Stated goal: Copy every row below without changing a single character.

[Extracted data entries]
######

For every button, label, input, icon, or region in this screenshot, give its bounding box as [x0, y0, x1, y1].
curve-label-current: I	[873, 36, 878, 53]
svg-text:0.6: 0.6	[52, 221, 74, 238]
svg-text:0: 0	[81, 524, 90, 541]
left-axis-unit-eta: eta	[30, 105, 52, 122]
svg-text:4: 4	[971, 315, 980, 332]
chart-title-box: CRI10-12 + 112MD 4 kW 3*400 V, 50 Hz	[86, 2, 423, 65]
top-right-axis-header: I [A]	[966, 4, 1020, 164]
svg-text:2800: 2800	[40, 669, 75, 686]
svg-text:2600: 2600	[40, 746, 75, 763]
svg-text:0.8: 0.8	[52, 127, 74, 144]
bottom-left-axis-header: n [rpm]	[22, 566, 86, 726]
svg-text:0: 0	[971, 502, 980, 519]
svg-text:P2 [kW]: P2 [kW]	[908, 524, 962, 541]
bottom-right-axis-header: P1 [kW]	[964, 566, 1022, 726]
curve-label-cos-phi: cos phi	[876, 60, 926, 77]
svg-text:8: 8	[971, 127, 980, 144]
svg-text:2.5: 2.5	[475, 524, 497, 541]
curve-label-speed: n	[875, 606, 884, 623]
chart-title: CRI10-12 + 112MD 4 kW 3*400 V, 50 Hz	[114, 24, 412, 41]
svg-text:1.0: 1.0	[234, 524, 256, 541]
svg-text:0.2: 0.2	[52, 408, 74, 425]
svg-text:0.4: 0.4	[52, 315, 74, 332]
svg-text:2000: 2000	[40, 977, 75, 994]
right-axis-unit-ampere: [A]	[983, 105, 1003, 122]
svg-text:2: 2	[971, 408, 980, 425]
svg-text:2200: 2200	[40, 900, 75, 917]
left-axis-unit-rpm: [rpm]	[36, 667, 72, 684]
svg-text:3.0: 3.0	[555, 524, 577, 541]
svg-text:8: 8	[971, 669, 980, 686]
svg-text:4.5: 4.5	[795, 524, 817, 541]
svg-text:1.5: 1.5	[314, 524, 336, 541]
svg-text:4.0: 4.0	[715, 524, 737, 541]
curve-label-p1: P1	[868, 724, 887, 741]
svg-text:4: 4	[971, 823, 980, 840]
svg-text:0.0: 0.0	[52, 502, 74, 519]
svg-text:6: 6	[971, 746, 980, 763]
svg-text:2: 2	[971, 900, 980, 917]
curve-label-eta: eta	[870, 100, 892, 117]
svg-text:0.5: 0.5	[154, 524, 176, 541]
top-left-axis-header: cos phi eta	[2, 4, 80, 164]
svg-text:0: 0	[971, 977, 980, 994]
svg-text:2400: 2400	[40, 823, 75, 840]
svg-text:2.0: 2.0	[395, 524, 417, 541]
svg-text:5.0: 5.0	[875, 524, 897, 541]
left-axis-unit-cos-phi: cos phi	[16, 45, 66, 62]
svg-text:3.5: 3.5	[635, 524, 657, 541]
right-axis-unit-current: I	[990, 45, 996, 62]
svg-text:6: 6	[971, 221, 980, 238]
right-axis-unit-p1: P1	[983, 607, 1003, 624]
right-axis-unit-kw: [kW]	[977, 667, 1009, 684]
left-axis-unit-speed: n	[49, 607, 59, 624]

######

Solved exercise:
For every button, label, input, icon, or region in this screenshot, give its bounding box as [x0, y0, x1, y1].
curve-label-current: I	[873, 36, 878, 53]
svg-text:0.6: 0.6	[52, 221, 74, 238]
svg-text:0: 0	[81, 524, 90, 541]
left-axis-unit-eta: eta	[30, 105, 52, 122]
svg-text:4: 4	[971, 315, 980, 332]
chart-title-box: CRI10-12 + 112MD 4 kW 3*400 V, 50 Hz	[86, 2, 423, 65]
top-right-axis-header: I [A]	[966, 4, 1020, 164]
svg-text:2800: 2800	[40, 669, 75, 686]
svg-text:2600: 2600	[40, 746, 75, 763]
svg-text:0.8: 0.8	[52, 127, 74, 144]
bottom-left-axis-header: n [rpm]	[22, 566, 86, 726]
svg-text:0: 0	[971, 502, 980, 519]
svg-text:P2 [kW]: P2 [kW]	[908, 524, 962, 541]
bottom-right-axis-header: P1 [kW]	[964, 566, 1022, 726]
curve-label-cos-phi: cos phi	[876, 60, 926, 77]
svg-text:8: 8	[971, 127, 980, 144]
svg-text:2.5: 2.5	[475, 524, 497, 541]
curve-label-speed: n	[875, 606, 884, 623]
chart-title: CRI10-12 + 112MD 4 kW 3*400 V, 50 Hz	[114, 24, 412, 41]
svg-text:1.0: 1.0	[234, 524, 256, 541]
svg-text:0.2: 0.2	[52, 408, 74, 425]
svg-text:0.4: 0.4	[52, 315, 74, 332]
svg-text:2000: 2000	[40, 977, 75, 994]
right-axis-unit-ampere: [A]	[983, 105, 1003, 122]
svg-text:2: 2	[971, 408, 980, 425]
svg-text:2200: 2200	[40, 900, 75, 917]
left-axis-unit-rpm: [rpm]	[36, 667, 72, 684]
svg-text:3.0: 3.0	[555, 524, 577, 541]
svg-text:8: 8	[971, 669, 980, 686]
svg-text:4.5: 4.5	[795, 524, 817, 541]
svg-text:1.5: 1.5	[314, 524, 336, 541]
svg-text:4.0: 4.0	[715, 524, 737, 541]
curve-label-p1: P1	[868, 724, 887, 741]
svg-text:4: 4	[971, 823, 980, 840]
svg-text:0.0: 0.0	[52, 502, 74, 519]
svg-text:6: 6	[971, 746, 980, 763]
svg-text:2: 2	[971, 900, 980, 917]
curve-label-eta: eta	[870, 100, 892, 117]
svg-text:0.5: 0.5	[154, 524, 176, 541]
top-left-axis-header: cos phi eta	[2, 4, 80, 164]
svg-text:0: 0	[971, 977, 980, 994]
svg-text:2400: 2400	[40, 823, 75, 840]
svg-text:2.0: 2.0	[395, 524, 417, 541]
svg-text:5.0: 5.0	[875, 524, 897, 541]
left-axis-unit-cos-phi: cos phi	[16, 45, 66, 62]
svg-text:3.5: 3.5	[635, 524, 657, 541]
right-axis-unit-current: I	[990, 45, 996, 62]
svg-text:6: 6	[971, 221, 980, 238]
right-axis-unit-p1: P1	[983, 607, 1003, 624]
right-axis-unit-kw: [kW]	[977, 667, 1009, 684]
left-axis-unit-speed: n	[49, 607, 59, 624]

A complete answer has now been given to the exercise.